Data pulled from a collection
----
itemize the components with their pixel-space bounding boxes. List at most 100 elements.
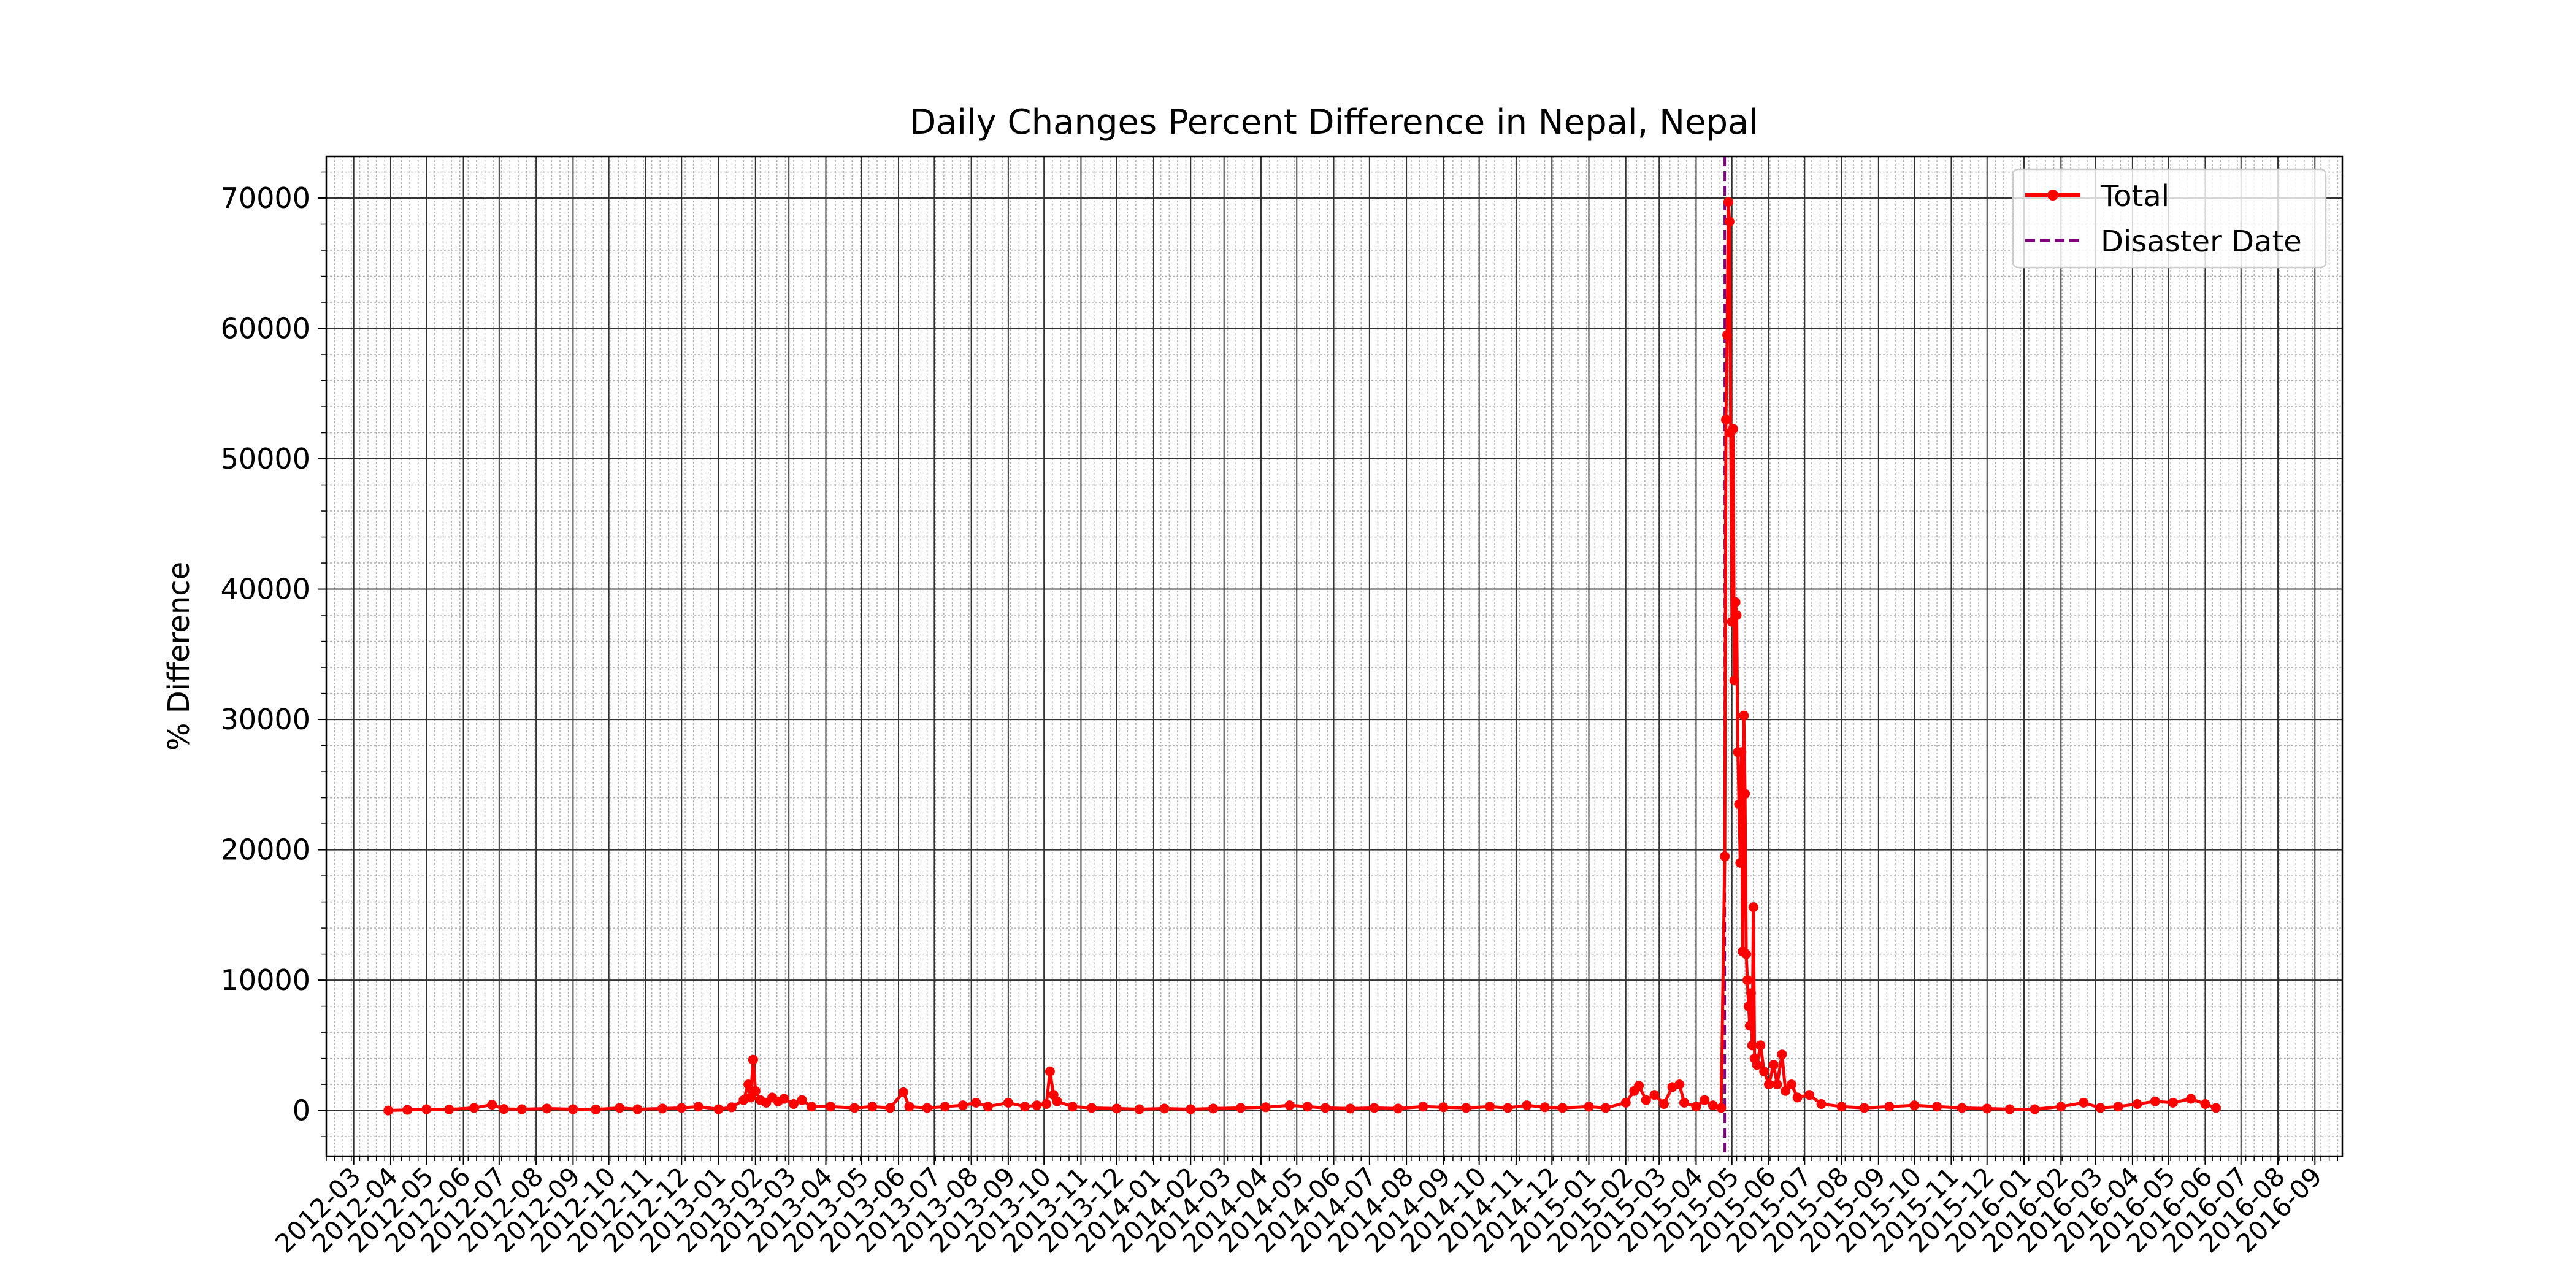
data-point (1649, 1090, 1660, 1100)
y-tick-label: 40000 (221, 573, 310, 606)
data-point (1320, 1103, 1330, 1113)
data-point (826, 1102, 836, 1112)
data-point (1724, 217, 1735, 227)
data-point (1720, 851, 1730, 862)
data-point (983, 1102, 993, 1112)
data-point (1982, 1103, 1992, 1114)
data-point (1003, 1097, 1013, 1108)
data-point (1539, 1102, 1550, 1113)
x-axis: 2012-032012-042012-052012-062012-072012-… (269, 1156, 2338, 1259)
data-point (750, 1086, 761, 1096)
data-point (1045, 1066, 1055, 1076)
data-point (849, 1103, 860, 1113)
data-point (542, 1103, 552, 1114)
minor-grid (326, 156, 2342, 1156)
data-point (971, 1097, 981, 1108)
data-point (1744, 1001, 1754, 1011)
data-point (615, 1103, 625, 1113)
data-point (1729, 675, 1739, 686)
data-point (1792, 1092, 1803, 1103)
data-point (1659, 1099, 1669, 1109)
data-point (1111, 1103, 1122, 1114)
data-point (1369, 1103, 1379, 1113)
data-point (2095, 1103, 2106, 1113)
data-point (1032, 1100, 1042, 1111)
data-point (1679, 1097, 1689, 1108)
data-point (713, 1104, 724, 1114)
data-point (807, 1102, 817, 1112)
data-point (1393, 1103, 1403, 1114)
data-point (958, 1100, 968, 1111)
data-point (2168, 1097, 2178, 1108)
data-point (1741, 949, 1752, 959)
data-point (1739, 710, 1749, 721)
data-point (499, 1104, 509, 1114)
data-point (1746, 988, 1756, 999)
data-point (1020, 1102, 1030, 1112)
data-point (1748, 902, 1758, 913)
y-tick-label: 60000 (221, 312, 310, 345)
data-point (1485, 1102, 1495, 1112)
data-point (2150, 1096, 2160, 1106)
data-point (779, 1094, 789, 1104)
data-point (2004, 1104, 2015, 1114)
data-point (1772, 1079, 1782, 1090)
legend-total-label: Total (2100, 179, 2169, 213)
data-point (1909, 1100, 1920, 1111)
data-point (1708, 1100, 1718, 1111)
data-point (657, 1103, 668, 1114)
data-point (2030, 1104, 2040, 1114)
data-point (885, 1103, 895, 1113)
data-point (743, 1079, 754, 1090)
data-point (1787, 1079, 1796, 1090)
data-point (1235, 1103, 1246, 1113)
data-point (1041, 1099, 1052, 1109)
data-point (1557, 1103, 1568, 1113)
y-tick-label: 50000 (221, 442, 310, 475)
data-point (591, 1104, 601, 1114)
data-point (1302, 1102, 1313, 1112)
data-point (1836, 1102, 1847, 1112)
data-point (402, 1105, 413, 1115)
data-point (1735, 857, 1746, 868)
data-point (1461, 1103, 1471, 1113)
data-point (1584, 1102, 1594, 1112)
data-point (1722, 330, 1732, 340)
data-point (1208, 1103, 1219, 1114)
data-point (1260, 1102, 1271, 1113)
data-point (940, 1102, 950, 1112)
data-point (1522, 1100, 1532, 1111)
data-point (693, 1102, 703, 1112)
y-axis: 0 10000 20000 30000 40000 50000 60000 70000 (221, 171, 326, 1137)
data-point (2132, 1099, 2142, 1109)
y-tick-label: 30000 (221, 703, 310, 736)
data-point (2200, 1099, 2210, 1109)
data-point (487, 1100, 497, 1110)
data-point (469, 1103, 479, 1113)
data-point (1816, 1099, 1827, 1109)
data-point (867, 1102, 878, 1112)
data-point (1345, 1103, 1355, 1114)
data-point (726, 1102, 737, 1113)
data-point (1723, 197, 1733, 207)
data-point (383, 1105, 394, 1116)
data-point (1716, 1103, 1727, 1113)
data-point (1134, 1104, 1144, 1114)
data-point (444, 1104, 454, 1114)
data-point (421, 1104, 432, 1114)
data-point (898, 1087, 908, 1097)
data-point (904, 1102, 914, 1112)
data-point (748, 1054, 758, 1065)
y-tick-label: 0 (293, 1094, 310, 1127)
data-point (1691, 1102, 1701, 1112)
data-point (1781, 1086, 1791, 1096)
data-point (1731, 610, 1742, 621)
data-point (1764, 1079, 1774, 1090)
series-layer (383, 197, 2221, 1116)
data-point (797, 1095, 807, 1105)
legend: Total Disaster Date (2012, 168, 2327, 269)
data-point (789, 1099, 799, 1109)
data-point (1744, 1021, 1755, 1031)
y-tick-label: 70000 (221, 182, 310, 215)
----
◆ EXERCISE GOAL ◆
Rename each "data-point" in the listing to "marker" and write out all its lines again, leaving everything else unchanged and the picture out.

◆ WORKED ANSWER ◆
itemize the components with their pixel-space bounding boxes. List at most 100 elements.
marker (1649, 1090, 1660, 1100)
y-tick-label: 40000 (221, 573, 310, 606)
marker (1320, 1103, 1330, 1113)
marker (826, 1102, 836, 1112)
marker (1724, 217, 1735, 227)
marker (1720, 851, 1730, 862)
marker (983, 1102, 993, 1112)
marker (1982, 1103, 1992, 1114)
marker (1003, 1097, 1013, 1108)
marker (1539, 1102, 1550, 1113)
x-axis: 2012-032012-042012-052012-062012-072012-… (269, 1156, 2338, 1259)
marker (750, 1086, 761, 1096)
marker (1045, 1066, 1055, 1076)
marker (849, 1103, 860, 1113)
marker (542, 1103, 552, 1114)
minor-grid (326, 156, 2342, 1156)
marker (971, 1097, 981, 1108)
marker (1744, 1001, 1754, 1011)
marker (615, 1103, 625, 1113)
marker (1729, 675, 1739, 686)
marker (1792, 1092, 1803, 1103)
marker (1659, 1099, 1669, 1109)
marker (1111, 1103, 1122, 1114)
marker (1369, 1103, 1379, 1113)
marker (2095, 1103, 2106, 1113)
marker (1032, 1100, 1042, 1111)
marker (1679, 1097, 1689, 1108)
marker (713, 1104, 724, 1114)
marker (807, 1102, 817, 1112)
marker (1393, 1103, 1403, 1114)
marker (958, 1100, 968, 1111)
marker (2168, 1097, 2178, 1108)
marker (1741, 949, 1752, 959)
marker (1739, 710, 1749, 721)
marker (499, 1104, 509, 1114)
marker (1746, 988, 1756, 999)
marker (1020, 1102, 1030, 1112)
marker (1748, 902, 1758, 913)
y-tick-label: 60000 (221, 312, 310, 345)
marker (1485, 1102, 1495, 1112)
marker (2150, 1096, 2160, 1106)
marker (779, 1094, 789, 1104)
marker (2004, 1104, 2015, 1114)
marker (1772, 1079, 1782, 1090)
legend-total-label: Total (2100, 179, 2169, 213)
marker (1909, 1100, 1920, 1111)
marker (1708, 1100, 1718, 1111)
marker (657, 1103, 668, 1114)
marker (2030, 1104, 2040, 1114)
marker (885, 1103, 895, 1113)
marker (743, 1079, 754, 1090)
marker (1787, 1079, 1796, 1090)
marker (1235, 1103, 1246, 1113)
marker (1041, 1099, 1052, 1109)
marker (1557, 1103, 1568, 1113)
y-tick-label: 50000 (221, 442, 310, 475)
marker (591, 1104, 601, 1114)
marker (1302, 1102, 1313, 1112)
marker (1836, 1102, 1847, 1112)
marker (402, 1105, 413, 1115)
marker (1735, 857, 1746, 868)
marker (1461, 1103, 1471, 1113)
marker (1584, 1102, 1594, 1112)
marker (1722, 330, 1732, 340)
marker (1208, 1103, 1219, 1114)
marker (1260, 1102, 1271, 1113)
marker (940, 1102, 950, 1112)
marker (1522, 1100, 1532, 1111)
marker (693, 1102, 703, 1112)
y-axis: 0 10000 20000 30000 40000 50000 60000 70000 (221, 171, 326, 1137)
marker (2132, 1099, 2142, 1109)
y-tick-label: 30000 (221, 703, 310, 736)
marker (2200, 1099, 2210, 1109)
marker (487, 1100, 497, 1110)
marker (469, 1103, 479, 1113)
marker (1816, 1099, 1827, 1109)
marker (867, 1102, 878, 1112)
marker (1345, 1103, 1355, 1114)
marker (726, 1102, 737, 1113)
marker (1723, 197, 1733, 207)
marker (383, 1105, 394, 1116)
marker (1716, 1103, 1727, 1113)
marker (1134, 1104, 1144, 1114)
marker (444, 1104, 454, 1114)
marker (421, 1104, 432, 1114)
marker (898, 1087, 908, 1097)
marker (904, 1102, 914, 1112)
marker (748, 1054, 758, 1065)
y-tick-label: 0 (293, 1094, 310, 1127)
marker (1691, 1102, 1701, 1112)
marker (1781, 1086, 1791, 1096)
marker (1731, 610, 1742, 621)
marker (1764, 1079, 1774, 1090)
series-layer (383, 197, 2221, 1116)
marker (797, 1095, 807, 1105)
legend: Total Disaster Date (2012, 168, 2327, 269)
marker (789, 1099, 799, 1109)
marker (1744, 1021, 1755, 1031)
y-tick-label: 70000 (221, 182, 310, 215)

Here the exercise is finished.